======== Data for this task ========
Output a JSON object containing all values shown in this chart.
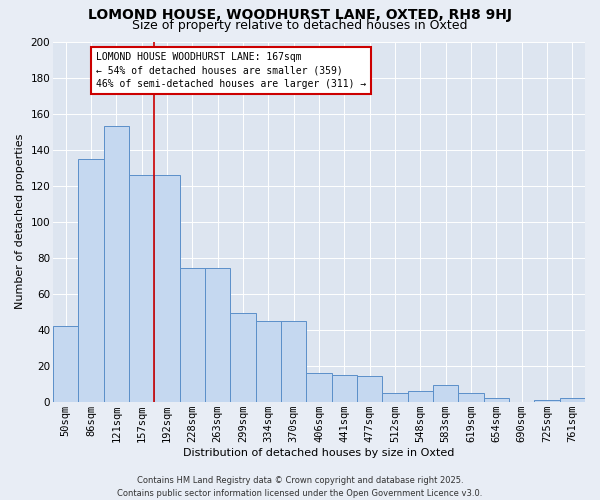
{
  "title": "LOMOND HOUSE, WOODHURST LANE, OXTED, RH8 9HJ",
  "subtitle": "Size of property relative to detached houses in Oxted",
  "xlabel": "Distribution of detached houses by size in Oxted",
  "ylabel": "Number of detached properties",
  "categories": [
    "50sqm",
    "86sqm",
    "121sqm",
    "157sqm",
    "192sqm",
    "228sqm",
    "263sqm",
    "299sqm",
    "334sqm",
    "370sqm",
    "406sqm",
    "441sqm",
    "477sqm",
    "512sqm",
    "548sqm",
    "583sqm",
    "619sqm",
    "654sqm",
    "690sqm",
    "725sqm",
    "761sqm"
  ],
  "bar_values": [
    42,
    135,
    153,
    126,
    126,
    74,
    74,
    49,
    45,
    45,
    16,
    15,
    14,
    5,
    6,
    9,
    5,
    2,
    0,
    1,
    2
  ],
  "bar_color": "#c5d8f0",
  "bar_edge_color": "#5b8fc9",
  "vline_color": "#cc0000",
  "vline_x": 3.5,
  "annotation_text": "LOMOND HOUSE WOODHURST LANE: 167sqm\n← 54% of detached houses are smaller (359)\n46% of semi-detached houses are larger (311) →",
  "footer": "Contains HM Land Registry data © Crown copyright and database right 2025.\nContains public sector information licensed under the Open Government Licence v3.0.",
  "ylim": [
    0,
    200
  ],
  "yticks": [
    0,
    20,
    40,
    60,
    80,
    100,
    120,
    140,
    160,
    180,
    200
  ],
  "fig_bg": "#e8edf5",
  "ax_bg": "#dde5f0",
  "title_fontsize": 10,
  "subtitle_fontsize": 9,
  "axis_label_fontsize": 8,
  "tick_fontsize": 7.5,
  "annotation_fontsize": 7,
  "footer_fontsize": 6
}
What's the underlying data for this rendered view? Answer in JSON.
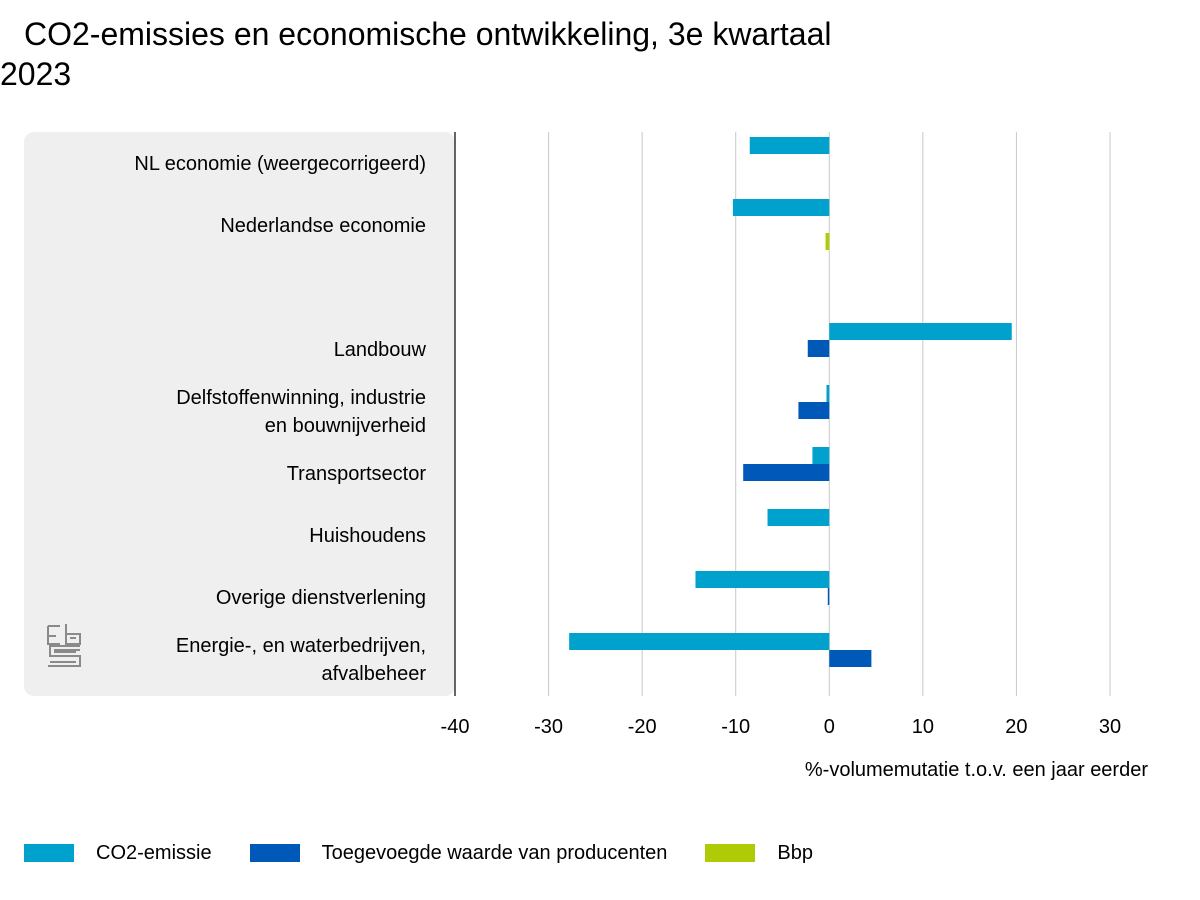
{
  "title_line1": "CO2-emissies en economische ontwikkeling, 3e kwartaal",
  "title_line2": "2023",
  "chart_data": {
    "type": "bar",
    "orientation": "horizontal",
    "categories": [
      {
        "lines": [
          "NL economie (weergecorrigeerd)"
        ]
      },
      {
        "lines": [
          "Nederlandse economie"
        ]
      },
      {
        "lines": [
          "Landbouw"
        ]
      },
      {
        "lines": [
          "Delfstoffenwinning, industrie",
          "en bouwnijverheid"
        ]
      },
      {
        "lines": [
          "Transportsector"
        ]
      },
      {
        "lines": [
          "Huishoudens"
        ]
      },
      {
        "lines": [
          "Overige dienstverlening"
        ]
      },
      {
        "lines": [
          "Energie-, en waterbedrijven,",
          "afvalbeheer"
        ]
      }
    ],
    "series": [
      {
        "name": "CO2-emissie",
        "color": "#00a1cd",
        "values": [
          -8.5,
          -10.3,
          19.5,
          -0.3,
          -1.8,
          -6.6,
          -14.3,
          -27.8
        ]
      },
      {
        "name": "Toegevoegde waarde van producenten",
        "color": "#0058b8",
        "values": [
          null,
          null,
          -2.3,
          -3.3,
          -9.2,
          null,
          -0.1,
          4.5
        ]
      },
      {
        "name": "Bbp",
        "color": "#afcb05",
        "values": [
          null,
          -0.4,
          null,
          null,
          null,
          null,
          null,
          null
        ]
      }
    ],
    "xlim": [
      -40,
      30
    ],
    "xticks": [
      -40,
      -30,
      -20,
      -10,
      0,
      10,
      20,
      30
    ],
    "xlabel": "%-volumemutatie t.o.v. een jaar eerder",
    "legend_position": "bottom",
    "grid": true
  }
}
========
Pull every line containing "economie" from the material above.

          "NL economie (weergecorrigeerd)"
          "Nederlandse economie"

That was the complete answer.